Wherever the string "Temperature" shows up in a line, count that line. Give the total alone.

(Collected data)
···
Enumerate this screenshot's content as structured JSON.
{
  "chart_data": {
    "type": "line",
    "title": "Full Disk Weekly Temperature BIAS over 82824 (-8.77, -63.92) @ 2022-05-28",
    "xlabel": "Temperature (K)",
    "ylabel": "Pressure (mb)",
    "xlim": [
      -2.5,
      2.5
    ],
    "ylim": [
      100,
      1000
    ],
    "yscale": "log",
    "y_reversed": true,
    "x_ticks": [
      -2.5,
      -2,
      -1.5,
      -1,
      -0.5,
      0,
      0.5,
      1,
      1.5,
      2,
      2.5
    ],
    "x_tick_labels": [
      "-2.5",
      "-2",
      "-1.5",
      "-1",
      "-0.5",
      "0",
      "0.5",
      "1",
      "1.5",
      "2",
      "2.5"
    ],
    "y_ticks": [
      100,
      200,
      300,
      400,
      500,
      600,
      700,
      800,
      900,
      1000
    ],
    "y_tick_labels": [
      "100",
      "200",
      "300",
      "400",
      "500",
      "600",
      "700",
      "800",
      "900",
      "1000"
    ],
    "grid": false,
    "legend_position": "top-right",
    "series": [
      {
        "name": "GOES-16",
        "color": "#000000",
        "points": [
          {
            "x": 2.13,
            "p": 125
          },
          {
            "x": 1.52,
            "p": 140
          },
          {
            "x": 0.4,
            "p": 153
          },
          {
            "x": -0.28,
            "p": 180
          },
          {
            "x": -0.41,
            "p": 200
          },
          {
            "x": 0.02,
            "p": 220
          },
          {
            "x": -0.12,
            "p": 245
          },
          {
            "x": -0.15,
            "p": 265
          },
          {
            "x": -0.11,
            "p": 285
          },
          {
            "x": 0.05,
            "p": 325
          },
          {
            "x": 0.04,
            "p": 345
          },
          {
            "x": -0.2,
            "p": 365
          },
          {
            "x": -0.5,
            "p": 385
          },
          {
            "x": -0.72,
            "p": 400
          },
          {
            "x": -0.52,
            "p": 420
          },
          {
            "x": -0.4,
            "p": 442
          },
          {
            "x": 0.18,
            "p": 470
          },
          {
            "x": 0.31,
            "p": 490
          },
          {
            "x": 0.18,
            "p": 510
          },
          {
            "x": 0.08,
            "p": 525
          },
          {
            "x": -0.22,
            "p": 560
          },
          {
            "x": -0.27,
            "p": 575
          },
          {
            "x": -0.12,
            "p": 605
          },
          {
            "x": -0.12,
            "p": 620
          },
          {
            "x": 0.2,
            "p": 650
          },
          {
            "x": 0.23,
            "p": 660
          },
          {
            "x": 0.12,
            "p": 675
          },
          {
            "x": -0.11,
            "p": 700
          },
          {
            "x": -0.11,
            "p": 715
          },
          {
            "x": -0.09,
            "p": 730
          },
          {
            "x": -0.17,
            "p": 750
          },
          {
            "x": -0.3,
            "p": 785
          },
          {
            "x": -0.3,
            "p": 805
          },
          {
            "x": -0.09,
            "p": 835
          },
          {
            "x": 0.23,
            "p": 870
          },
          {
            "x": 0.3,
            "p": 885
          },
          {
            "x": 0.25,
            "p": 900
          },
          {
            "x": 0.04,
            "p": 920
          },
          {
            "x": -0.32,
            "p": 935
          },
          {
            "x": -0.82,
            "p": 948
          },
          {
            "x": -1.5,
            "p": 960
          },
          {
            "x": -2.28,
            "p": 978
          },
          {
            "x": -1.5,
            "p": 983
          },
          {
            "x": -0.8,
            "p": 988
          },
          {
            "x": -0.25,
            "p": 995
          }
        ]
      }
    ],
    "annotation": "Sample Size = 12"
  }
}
···
Written answer:
2